START
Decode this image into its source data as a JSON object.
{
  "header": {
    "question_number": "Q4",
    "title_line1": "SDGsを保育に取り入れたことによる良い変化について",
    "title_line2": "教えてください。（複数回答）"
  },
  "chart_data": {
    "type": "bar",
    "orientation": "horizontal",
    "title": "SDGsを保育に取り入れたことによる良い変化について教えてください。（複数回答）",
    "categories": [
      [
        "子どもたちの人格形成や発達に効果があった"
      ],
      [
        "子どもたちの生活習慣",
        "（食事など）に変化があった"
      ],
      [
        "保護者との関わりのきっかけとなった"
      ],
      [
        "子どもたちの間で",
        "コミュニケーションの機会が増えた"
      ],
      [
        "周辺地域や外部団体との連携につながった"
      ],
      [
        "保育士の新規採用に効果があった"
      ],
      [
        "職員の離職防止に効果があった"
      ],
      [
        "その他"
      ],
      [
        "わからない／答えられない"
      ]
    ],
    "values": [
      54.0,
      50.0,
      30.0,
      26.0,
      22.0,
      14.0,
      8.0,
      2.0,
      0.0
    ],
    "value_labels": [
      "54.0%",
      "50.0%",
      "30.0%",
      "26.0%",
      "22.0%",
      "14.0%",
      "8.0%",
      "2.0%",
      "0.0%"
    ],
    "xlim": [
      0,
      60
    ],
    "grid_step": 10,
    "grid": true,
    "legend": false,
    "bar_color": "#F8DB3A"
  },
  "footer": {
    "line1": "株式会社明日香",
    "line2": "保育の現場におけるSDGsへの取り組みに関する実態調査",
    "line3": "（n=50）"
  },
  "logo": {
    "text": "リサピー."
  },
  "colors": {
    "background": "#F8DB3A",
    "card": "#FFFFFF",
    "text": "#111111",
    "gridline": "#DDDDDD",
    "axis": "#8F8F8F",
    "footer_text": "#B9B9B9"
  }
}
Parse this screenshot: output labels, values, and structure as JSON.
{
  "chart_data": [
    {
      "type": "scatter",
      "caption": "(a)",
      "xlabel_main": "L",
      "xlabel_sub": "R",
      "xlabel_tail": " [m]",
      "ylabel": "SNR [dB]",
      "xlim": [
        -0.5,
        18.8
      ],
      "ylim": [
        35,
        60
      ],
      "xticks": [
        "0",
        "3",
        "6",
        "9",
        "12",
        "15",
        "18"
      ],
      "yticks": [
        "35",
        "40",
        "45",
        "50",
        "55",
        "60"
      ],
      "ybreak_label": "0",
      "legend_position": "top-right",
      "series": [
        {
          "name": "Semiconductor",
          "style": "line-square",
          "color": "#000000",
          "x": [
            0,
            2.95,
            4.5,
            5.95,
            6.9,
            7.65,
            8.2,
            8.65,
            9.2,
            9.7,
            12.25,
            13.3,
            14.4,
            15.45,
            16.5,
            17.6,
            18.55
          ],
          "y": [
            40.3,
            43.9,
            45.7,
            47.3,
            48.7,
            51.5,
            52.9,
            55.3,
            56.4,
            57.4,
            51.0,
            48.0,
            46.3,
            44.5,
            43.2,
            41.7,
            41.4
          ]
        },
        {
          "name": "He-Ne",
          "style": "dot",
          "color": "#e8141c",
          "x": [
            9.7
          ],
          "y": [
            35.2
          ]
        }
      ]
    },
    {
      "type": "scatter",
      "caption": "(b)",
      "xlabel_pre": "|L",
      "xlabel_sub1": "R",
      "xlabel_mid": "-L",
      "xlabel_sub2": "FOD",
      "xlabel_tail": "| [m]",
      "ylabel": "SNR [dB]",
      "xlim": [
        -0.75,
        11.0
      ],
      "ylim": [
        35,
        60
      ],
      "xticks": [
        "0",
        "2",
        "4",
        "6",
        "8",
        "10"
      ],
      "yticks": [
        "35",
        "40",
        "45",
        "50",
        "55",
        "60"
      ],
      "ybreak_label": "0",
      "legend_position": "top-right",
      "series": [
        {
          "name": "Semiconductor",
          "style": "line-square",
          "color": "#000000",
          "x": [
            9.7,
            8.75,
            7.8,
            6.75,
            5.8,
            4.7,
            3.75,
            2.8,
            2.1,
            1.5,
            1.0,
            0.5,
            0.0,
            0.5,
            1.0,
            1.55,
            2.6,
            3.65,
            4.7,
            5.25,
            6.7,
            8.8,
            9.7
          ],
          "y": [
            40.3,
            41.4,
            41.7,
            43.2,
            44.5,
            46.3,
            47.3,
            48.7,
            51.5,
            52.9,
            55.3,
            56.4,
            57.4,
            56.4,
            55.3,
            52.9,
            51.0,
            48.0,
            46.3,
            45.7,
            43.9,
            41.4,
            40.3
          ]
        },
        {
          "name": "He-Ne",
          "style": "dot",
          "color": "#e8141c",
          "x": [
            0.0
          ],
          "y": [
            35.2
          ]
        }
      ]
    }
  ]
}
END
Problem description.
Write out the whole listing exactly.

Correct response.
Decode this image into its source data as a JSON object.
{
  "header": {
    "question_number": "Q4",
    "title_line1": "SDGsを保育に取り入れたことによる良い変化について",
    "title_line2": "教えてください。（複数回答）"
  },
  "chart_data": {
    "type": "bar",
    "orientation": "horizontal",
    "title": "SDGsを保育に取り入れたことによる良い変化について教えてください。（複数回答）",
    "categories": [
      [
        "子どもたちの人格形成や発達に効果があった"
      ],
      [
        "子どもたちの生活習慣",
        "（食事など）に変化があった"
      ],
      [
        "保護者との関わりのきっかけとなった"
      ],
      [
        "子どもたちの間で",
        "コミュニケーションの機会が増えた"
      ],
      [
        "周辺地域や外部団体との連携につながった"
      ],
      [
        "保育士の新規採用に効果があった"
      ],
      [
        "職員の離職防止に効果があった"
      ],
      [
        "その他"
      ],
      [
        "わからない／答えられない"
      ]
    ],
    "values": [
      54.0,
      50.0,
      30.0,
      26.0,
      22.0,
      14.0,
      8.0,
      2.0,
      0.0
    ],
    "value_labels": [
      "54.0%",
      "50.0%",
      "30.0%",
      "26.0%",
      "22.0%",
      "14.0%",
      "8.0%",
      "2.0%",
      "0.0%"
    ],
    "xlim": [
      0,
      60
    ],
    "grid_step": 10,
    "grid": true,
    "legend": false,
    "bar_color": "#F8DB3A"
  },
  "footer": {
    "line1": "株式会社明日香",
    "line2": "保育の現場におけるSDGsへの取り組みに関する実態調査",
    "line3": "（n=50）"
  },
  "logo": {
    "text": "リサピー."
  },
  "colors": {
    "background": "#F8DB3A",
    "card": "#FFFFFF",
    "text": "#111111",
    "gridline": "#DDDDDD",
    "axis": "#8F8F8F",
    "footer_text": "#B9B9B9"
  }
}
Parse this screenshot: output labels, values, and structure as JSON.
{
  "chart_data": [
    {
      "type": "scatter",
      "caption": "(a)",
      "xlabel_main": "L",
      "xlabel_sub": "R",
      "xlabel_tail": " [m]",
      "ylabel": "SNR [dB]",
      "xlim": [
        -0.5,
        18.8
      ],
      "ylim": [
        35,
        60
      ],
      "xticks": [
        "0",
        "3",
        "6",
        "9",
        "12",
        "15",
        "18"
      ],
      "yticks": [
        "35",
        "40",
        "45",
        "50",
        "55",
        "60"
      ],
      "ybreak_label": "0",
      "legend_position": "top-right",
      "series": [
        {
          "name": "Semiconductor",
          "style": "line-square",
          "color": "#000000",
          "x": [
            0,
            2.95,
            4.5,
            5.95,
            6.9,
            7.65,
            8.2,
            8.65,
            9.2,
            9.7,
            12.25,
            13.3,
            14.4,
            15.45,
            16.5,
            17.6,
            18.55
          ],
          "y": [
            40.3,
            43.9,
            45.7,
            47.3,
            48.7,
            51.5,
            52.9,
            55.3,
            56.4,
            57.4,
            51.0,
            48.0,
            46.3,
            44.5,
            43.2,
            41.7,
            41.4
          ]
        },
        {
          "name": "He-Ne",
          "style": "dot",
          "color": "#e8141c",
          "x": [
            9.7
          ],
          "y": [
            35.2
          ]
        }
      ]
    },
    {
      "type": "scatter",
      "caption": "(b)",
      "xlabel_pre": "|L",
      "xlabel_sub1": "R",
      "xlabel_mid": "-L",
      "xlabel_sub2": "FOD",
      "xlabel_tail": "| [m]",
      "ylabel": "SNR [dB]",
      "xlim": [
        -0.75,
        11.0
      ],
      "ylim": [
        35,
        60
      ],
      "xticks": [
        "0",
        "2",
        "4",
        "6",
        "8",
        "10"
      ],
      "yticks": [
        "35",
        "40",
        "45",
        "50",
        "55",
        "60"
      ],
      "ybreak_label": "0",
      "legend_position": "top-right",
      "series": [
        {
          "name": "Semiconductor",
          "style": "line-square",
          "color": "#000000",
          "x": [
            9.7,
            8.75,
            7.8,
            6.75,
            5.8,
            4.7,
            3.75,
            2.8,
            2.1,
            1.5,
            1.0,
            0.5,
            0.0,
            0.5,
            1.0,
            1.55,
            2.6,
            3.65,
            4.7,
            5.25,
            6.7,
            8.8,
            9.7
          ],
          "y": [
            40.3,
            41.4,
            41.7,
            43.2,
            44.5,
            46.3,
            47.3,
            48.7,
            51.5,
            52.9,
            55.3,
            56.4,
            57.4,
            56.4,
            55.3,
            52.9,
            51.0,
            48.0,
            46.3,
            45.7,
            43.9,
            41.4,
            40.3
          ]
        },
        {
          "name": "He-Ne",
          "style": "dot",
          "color": "#e8141c",
          "x": [
            0.0
          ],
          "y": [
            35.2
          ]
        }
      ]
    }
  ]
}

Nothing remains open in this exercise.